[Saved data entries]
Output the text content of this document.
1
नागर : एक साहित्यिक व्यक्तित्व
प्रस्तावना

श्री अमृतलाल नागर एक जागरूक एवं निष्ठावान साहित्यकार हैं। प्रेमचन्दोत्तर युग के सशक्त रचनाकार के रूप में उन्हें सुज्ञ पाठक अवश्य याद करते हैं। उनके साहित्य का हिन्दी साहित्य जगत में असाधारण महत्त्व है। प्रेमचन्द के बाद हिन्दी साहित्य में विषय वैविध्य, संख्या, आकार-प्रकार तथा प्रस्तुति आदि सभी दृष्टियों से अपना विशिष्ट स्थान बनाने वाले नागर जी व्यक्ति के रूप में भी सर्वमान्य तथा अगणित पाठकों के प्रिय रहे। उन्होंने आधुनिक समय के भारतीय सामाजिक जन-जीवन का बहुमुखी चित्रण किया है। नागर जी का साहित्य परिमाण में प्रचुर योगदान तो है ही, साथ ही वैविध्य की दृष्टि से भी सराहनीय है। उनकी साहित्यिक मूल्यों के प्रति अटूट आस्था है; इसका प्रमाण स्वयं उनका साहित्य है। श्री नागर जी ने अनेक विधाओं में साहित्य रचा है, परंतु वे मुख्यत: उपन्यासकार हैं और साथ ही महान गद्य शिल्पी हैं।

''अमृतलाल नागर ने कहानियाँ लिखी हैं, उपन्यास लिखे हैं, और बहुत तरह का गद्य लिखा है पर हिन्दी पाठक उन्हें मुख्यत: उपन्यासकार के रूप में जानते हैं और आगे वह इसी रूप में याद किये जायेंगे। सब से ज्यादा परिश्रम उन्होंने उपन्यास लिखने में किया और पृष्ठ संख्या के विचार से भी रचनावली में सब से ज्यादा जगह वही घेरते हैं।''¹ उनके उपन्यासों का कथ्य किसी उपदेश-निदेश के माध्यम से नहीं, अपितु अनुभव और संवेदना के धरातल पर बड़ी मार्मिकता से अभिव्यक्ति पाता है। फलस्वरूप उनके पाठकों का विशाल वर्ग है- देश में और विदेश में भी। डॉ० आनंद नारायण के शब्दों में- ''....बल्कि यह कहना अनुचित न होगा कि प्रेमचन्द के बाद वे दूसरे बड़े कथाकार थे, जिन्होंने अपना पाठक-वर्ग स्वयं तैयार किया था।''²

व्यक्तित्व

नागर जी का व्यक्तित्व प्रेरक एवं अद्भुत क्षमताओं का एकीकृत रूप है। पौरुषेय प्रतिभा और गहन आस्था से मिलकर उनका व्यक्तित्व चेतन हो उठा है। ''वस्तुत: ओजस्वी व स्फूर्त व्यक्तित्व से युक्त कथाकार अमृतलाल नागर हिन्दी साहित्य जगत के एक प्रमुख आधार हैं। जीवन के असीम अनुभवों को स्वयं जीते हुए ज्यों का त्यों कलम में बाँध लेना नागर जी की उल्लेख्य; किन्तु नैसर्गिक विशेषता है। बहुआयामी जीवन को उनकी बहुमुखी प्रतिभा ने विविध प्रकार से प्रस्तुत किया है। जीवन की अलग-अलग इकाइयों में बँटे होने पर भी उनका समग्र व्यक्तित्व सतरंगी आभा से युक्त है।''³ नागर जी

- GOAL OF THE EXERCISE
Transcribe every entry word for word.

- THE COMPLETED TASK
Output the text content of this document.
1
नागर : एक साहित्यिक व्यक्तित्व
प्रस्तावना

श्री अमृतलाल नागर एक जागरूक एवं निष्ठावान साहित्यकार हैं। प्रेमचन्दोत्तर युग के सशक्त रचनाकार के रूप में उन्हें सुज्ञ पाठक अवश्य याद करते हैं। उनके साहित्य का हिन्दी साहित्य जगत में असाधारण महत्त्व है। प्रेमचन्द के बाद हिन्दी साहित्य में विषय वैविध्य, संख्या, आकार-प्रकार तथा प्रस्तुति आदि सभी दृष्टियों से अपना विशिष्ट स्थान बनाने वाले नागर जी व्यक्ति के रूप में भी सर्वमान्य तथा अगणित पाठकों के प्रिय रहे। उन्होंने आधुनिक समय के भारतीय सामाजिक जन-जीवन का बहुमुखी चित्रण किया है। नागर जी का साहित्य परिमाण में प्रचुर योगदान तो है ही, साथ ही वैविध्य की दृष्टि से भी सराहनीय है। उनकी साहित्यिक मूल्यों के प्रति अटूट आस्था है; इसका प्रमाण स्वयं उनका साहित्य है। श्री नागर जी ने अनेक विधाओं में साहित्य रचा है, परंतु वे मुख्यत: उपन्यासकार हैं और साथ ही महान गद्य शिल्पी हैं।

''अमृतलाल नागर ने कहानियाँ लिखी हैं, उपन्यास लिखे हैं, और बहुत तरह का गद्य लिखा है पर हिन्दी पाठक उन्हें मुख्यत: उपन्यासकार के रूप में जानते हैं और आगे वह इसी रूप में याद किये जायेंगे। सब से ज्यादा परिश्रम उन्होंने उपन्यास लिखने में किया और पृष्ठ संख्या के विचार से भी रचनावली में सब से ज्यादा जगह वही घेरते हैं।''¹ उनके उपन्यासों का कथ्य किसी उपदेश-निदेश के माध्यम से नहीं, अपितु अनुभव और संवेदना के धरातल पर बड़ी मार्मिकता से अभिव्यक्ति पाता है। फलस्वरूप उनके पाठकों का विशाल वर्ग है- देश में और विदेश में भी। डॉ० आनंद नारायण के शब्दों में- ''....बल्कि यह कहना अनुचित न होगा कि प्रेमचन्द के बाद वे दूसरे बड़े कथाकार थे, जिन्होंने अपना पाठक-वर्ग स्वयं तैयार किया था।''²

व्यक्तित्व

नागर जी का व्यक्तित्व प्रेरक एवं अद्भुत क्षमताओं का एकीकृत रूप है। पौरुषेय प्रतिभा और गहन आस्था से मिलकर उनका व्यक्तित्व चेतन हो उठा है। ''वस्तुत: ओजस्वी व स्फूर्त व्यक्तित्व से युक्त कथाकार अमृतलाल नागर हिन्दी साहित्य जगत के एक प्रमुख आधार हैं। जीवन के असीम अनुभवों को स्वयं जीते हुए ज्यों का त्यों कलम में बाँध लेना नागर जी की उल्लेख्य; किन्तु नैसर्गिक विशेषता है। बहुआयामी जीवन को उनकी बहुमुखी प्रतिभा ने विविध प्रकार से प्रस्तुत किया है। जीवन की अलग-अलग इकाइयों में बँटे होने पर भी उनका समग्र व्यक्तित्व सतरंगी आभा से युक्त है।''³ नागर जी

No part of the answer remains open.